Your instructions
The data must be written out once more, precisely as given.

****

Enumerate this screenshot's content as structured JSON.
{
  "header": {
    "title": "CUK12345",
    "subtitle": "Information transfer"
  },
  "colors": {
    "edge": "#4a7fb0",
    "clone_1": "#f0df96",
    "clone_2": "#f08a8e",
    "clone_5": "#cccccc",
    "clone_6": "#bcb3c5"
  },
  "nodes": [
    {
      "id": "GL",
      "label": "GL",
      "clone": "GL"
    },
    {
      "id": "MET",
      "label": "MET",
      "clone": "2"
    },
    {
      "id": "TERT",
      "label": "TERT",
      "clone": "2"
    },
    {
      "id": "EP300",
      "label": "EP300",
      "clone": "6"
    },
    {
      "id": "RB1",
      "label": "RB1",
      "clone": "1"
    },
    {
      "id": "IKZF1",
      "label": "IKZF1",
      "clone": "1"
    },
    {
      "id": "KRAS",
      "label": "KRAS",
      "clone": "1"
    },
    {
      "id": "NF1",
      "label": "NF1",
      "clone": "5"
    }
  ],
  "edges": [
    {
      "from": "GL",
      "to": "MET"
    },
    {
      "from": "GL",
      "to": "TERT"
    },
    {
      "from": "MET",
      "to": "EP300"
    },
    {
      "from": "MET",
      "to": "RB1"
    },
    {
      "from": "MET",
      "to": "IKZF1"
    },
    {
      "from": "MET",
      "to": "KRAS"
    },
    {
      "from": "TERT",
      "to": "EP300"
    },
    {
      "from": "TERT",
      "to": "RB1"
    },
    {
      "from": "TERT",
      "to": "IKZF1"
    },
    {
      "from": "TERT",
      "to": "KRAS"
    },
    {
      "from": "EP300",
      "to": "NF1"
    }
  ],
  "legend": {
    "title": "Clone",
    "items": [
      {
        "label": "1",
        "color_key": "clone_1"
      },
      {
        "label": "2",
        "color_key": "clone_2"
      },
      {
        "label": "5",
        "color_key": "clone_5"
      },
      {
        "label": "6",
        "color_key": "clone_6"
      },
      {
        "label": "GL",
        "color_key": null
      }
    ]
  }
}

****

Result
Enumerate this screenshot's content as structured JSON.
{
  "header": {
    "title": "CUK12345",
    "subtitle": "Information transfer"
  },
  "colors": {
    "edge": "#4a7fb0",
    "clone_1": "#f0df96",
    "clone_2": "#f08a8e",
    "clone_5": "#cccccc",
    "clone_6": "#bcb3c5"
  },
  "nodes": [
    {
      "id": "GL",
      "label": "GL",
      "clone": "GL"
    },
    {
      "id": "MET",
      "label": "MET",
      "clone": "2"
    },
    {
      "id": "TERT",
      "label": "TERT",
      "clone": "2"
    },
    {
      "id": "EP300",
      "label": "EP300",
      "clone": "6"
    },
    {
      "id": "RB1",
      "label": "RB1",
      "clone": "1"
    },
    {
      "id": "IKZF1",
      "label": "IKZF1",
      "clone": "1"
    },
    {
      "id": "KRAS",
      "label": "KRAS",
      "clone": "1"
    },
    {
      "id": "NF1",
      "label": "NF1",
      "clone": "5"
    }
  ],
  "edges": [
    {
      "from": "GL",
      "to": "MET"
    },
    {
      "from": "GL",
      "to": "TERT"
    },
    {
      "from": "MET",
      "to": "EP300"
    },
    {
      "from": "MET",
      "to": "RB1"
    },
    {
      "from": "MET",
      "to": "IKZF1"
    },
    {
      "from": "MET",
      "to": "KRAS"
    },
    {
      "from": "TERT",
      "to": "EP300"
    },
    {
      "from": "TERT",
      "to": "RB1"
    },
    {
      "from": "TERT",
      "to": "IKZF1"
    },
    {
      "from": "TERT",
      "to": "KRAS"
    },
    {
      "from": "EP300",
      "to": "NF1"
    }
  ],
  "legend": {
    "title": "Clone",
    "items": [
      {
        "label": "1",
        "color_key": "clone_1"
      },
      {
        "label": "2",
        "color_key": "clone_2"
      },
      {
        "label": "5",
        "color_key": "clone_5"
      },
      {
        "label": "6",
        "color_key": "clone_6"
      },
      {
        "label": "GL",
        "color_key": null
      }
    ]
  }
}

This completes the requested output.